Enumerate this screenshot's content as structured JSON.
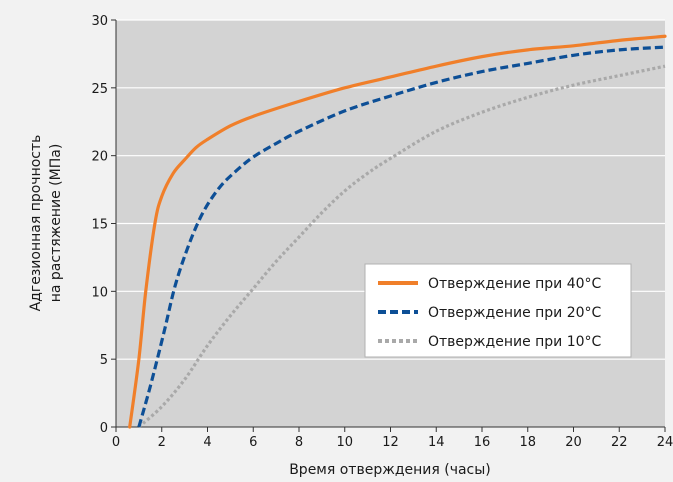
{
  "chart_data": {
    "type": "line",
    "title": "",
    "xlabel": "Время отверждения (часы)",
    "ylabel_lines": [
      "Адгезионная прочность",
      "на растяжение (МПа)"
    ],
    "xlim": [
      0,
      24
    ],
    "ylim": [
      0,
      30
    ],
    "x_ticks": [
      0,
      2,
      4,
      6,
      8,
      10,
      12,
      14,
      16,
      18,
      20,
      22,
      24
    ],
    "y_ticks": [
      0,
      5,
      10,
      15,
      20,
      25,
      30
    ],
    "grid": "horizontal",
    "legend_position": "center-right",
    "series": [
      {
        "name": "Отверждение при 40°C",
        "style": "solid",
        "color": "#f07f2a",
        "points": [
          [
            0.6,
            0
          ],
          [
            1.0,
            5
          ],
          [
            1.3,
            10
          ],
          [
            1.7,
            15
          ],
          [
            2.0,
            17
          ],
          [
            2.5,
            18.7
          ],
          [
            3,
            19.7
          ],
          [
            3.5,
            20.6
          ],
          [
            4,
            21.2
          ],
          [
            5,
            22.2
          ],
          [
            6,
            22.9
          ],
          [
            8,
            24
          ],
          [
            10,
            25
          ],
          [
            12,
            25.8
          ],
          [
            14,
            26.6
          ],
          [
            16,
            27.3
          ],
          [
            18,
            27.8
          ],
          [
            20,
            28.1
          ],
          [
            22,
            28.5
          ],
          [
            24,
            28.8
          ]
        ]
      },
      {
        "name": "Отверждение при 20°C",
        "style": "dashed",
        "color": "#0d4f96",
        "points": [
          [
            1.0,
            0
          ],
          [
            1.5,
            3
          ],
          [
            2.1,
            7
          ],
          [
            2.6,
            10.5
          ],
          [
            3.2,
            13.5
          ],
          [
            3.8,
            15.8
          ],
          [
            4.5,
            17.6
          ],
          [
            5.2,
            18.8
          ],
          [
            6,
            19.9
          ],
          [
            7,
            20.9
          ],
          [
            8,
            21.8
          ],
          [
            10,
            23.3
          ],
          [
            12,
            24.4
          ],
          [
            14,
            25.4
          ],
          [
            16,
            26.2
          ],
          [
            18,
            26.8
          ],
          [
            20,
            27.4
          ],
          [
            22,
            27.8
          ],
          [
            24,
            28
          ]
        ]
      },
      {
        "name": "Отверждение при 10°C",
        "style": "dotted",
        "color": "#a9a9a9",
        "points": [
          [
            1.0,
            0
          ],
          [
            2,
            1.5
          ],
          [
            3,
            3.5
          ],
          [
            4,
            6
          ],
          [
            5,
            8.2
          ],
          [
            6,
            10.2
          ],
          [
            7,
            12.2
          ],
          [
            8,
            14
          ],
          [
            9,
            15.8
          ],
          [
            10,
            17.4
          ],
          [
            11,
            18.7
          ],
          [
            12,
            19.8
          ],
          [
            14,
            21.8
          ],
          [
            16,
            23.2
          ],
          [
            18,
            24.3
          ],
          [
            20,
            25.2
          ],
          [
            22,
            25.9
          ],
          [
            24,
            26.6
          ]
        ]
      }
    ]
  }
}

== == ==

Work required:
Return the listing above word for word, with the pictures removed.

Output for this exercise:
Enumerate this screenshot's content as structured JSON.
{
  "chart_data": {
    "type": "line",
    "title": "",
    "xlabel": "Время отверждения (часы)",
    "ylabel_lines": [
      "Адгезионная прочность",
      "на растяжение (МПа)"
    ],
    "xlim": [
      0,
      24
    ],
    "ylim": [
      0,
      30
    ],
    "x_ticks": [
      0,
      2,
      4,
      6,
      8,
      10,
      12,
      14,
      16,
      18,
      20,
      22,
      24
    ],
    "y_ticks": [
      0,
      5,
      10,
      15,
      20,
      25,
      30
    ],
    "grid": "horizontal",
    "legend_position": "center-right",
    "series": [
      {
        "name": "Отверждение при 40°C",
        "style": "solid",
        "color": "#f07f2a",
        "points": [
          [
            0.6,
            0
          ],
          [
            1.0,
            5
          ],
          [
            1.3,
            10
          ],
          [
            1.7,
            15
          ],
          [
            2.0,
            17
          ],
          [
            2.5,
            18.7
          ],
          [
            3,
            19.7
          ],
          [
            3.5,
            20.6
          ],
          [
            4,
            21.2
          ],
          [
            5,
            22.2
          ],
          [
            6,
            22.9
          ],
          [
            8,
            24
          ],
          [
            10,
            25
          ],
          [
            12,
            25.8
          ],
          [
            14,
            26.6
          ],
          [
            16,
            27.3
          ],
          [
            18,
            27.8
          ],
          [
            20,
            28.1
          ],
          [
            22,
            28.5
          ],
          [
            24,
            28.8
          ]
        ]
      },
      {
        "name": "Отверждение при 20°C",
        "style": "dashed",
        "color": "#0d4f96",
        "points": [
          [
            1.0,
            0
          ],
          [
            1.5,
            3
          ],
          [
            2.1,
            7
          ],
          [
            2.6,
            10.5
          ],
          [
            3.2,
            13.5
          ],
          [
            3.8,
            15.8
          ],
          [
            4.5,
            17.6
          ],
          [
            5.2,
            18.8
          ],
          [
            6,
            19.9
          ],
          [
            7,
            20.9
          ],
          [
            8,
            21.8
          ],
          [
            10,
            23.3
          ],
          [
            12,
            24.4
          ],
          [
            14,
            25.4
          ],
          [
            16,
            26.2
          ],
          [
            18,
            26.8
          ],
          [
            20,
            27.4
          ],
          [
            22,
            27.8
          ],
          [
            24,
            28
          ]
        ]
      },
      {
        "name": "Отверждение при 10°C",
        "style": "dotted",
        "color": "#a9a9a9",
        "points": [
          [
            1.0,
            0
          ],
          [
            2,
            1.5
          ],
          [
            3,
            3.5
          ],
          [
            4,
            6
          ],
          [
            5,
            8.2
          ],
          [
            6,
            10.2
          ],
          [
            7,
            12.2
          ],
          [
            8,
            14
          ],
          [
            9,
            15.8
          ],
          [
            10,
            17.4
          ],
          [
            11,
            18.7
          ],
          [
            12,
            19.8
          ],
          [
            14,
            21.8
          ],
          [
            16,
            23.2
          ],
          [
            18,
            24.3
          ],
          [
            20,
            25.2
          ],
          [
            22,
            25.9
          ],
          [
            24,
            26.6
          ]
        ]
      }
    ]
  }
}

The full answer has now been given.